**Problem requirements:** Identify and reproduce every line holding the string "your".

**Data for this exercise:**
* Begin *

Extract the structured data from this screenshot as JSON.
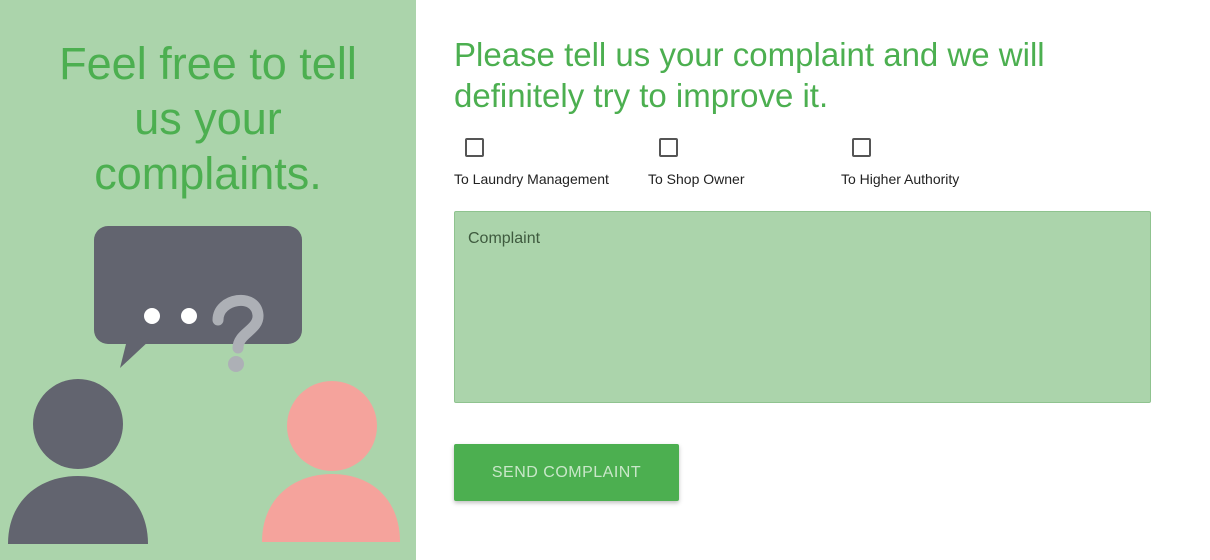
{
  "left_panel": {
    "heading": "Feel free to tell us your complaints.",
    "speech_bubble_text": "• • ?"
  },
  "form": {
    "title": "Please tell us your complaint and we will definitely try to improve it.",
    "options": [
      {
        "label": "To Laundry Management",
        "checked": false
      },
      {
        "label": "To Shop Owner",
        "checked": false
      },
      {
        "label": "To Higher Authority",
        "checked": false
      }
    ],
    "complaint_placeholder": "Complaint",
    "complaint_value": "",
    "submit_label": "SEND COMPLAINT"
  },
  "colors": {
    "accent": "#4caf50",
    "panel_bg": "#abd4ab",
    "person_dark": "#62646f",
    "person_pink": "#f5a39c"
  }
}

* End *

**Finished answer:**
    "heading": "Feel free to tell us your complaints.",
    "title": "Please tell us your complaint and we will definitely try to improve it.",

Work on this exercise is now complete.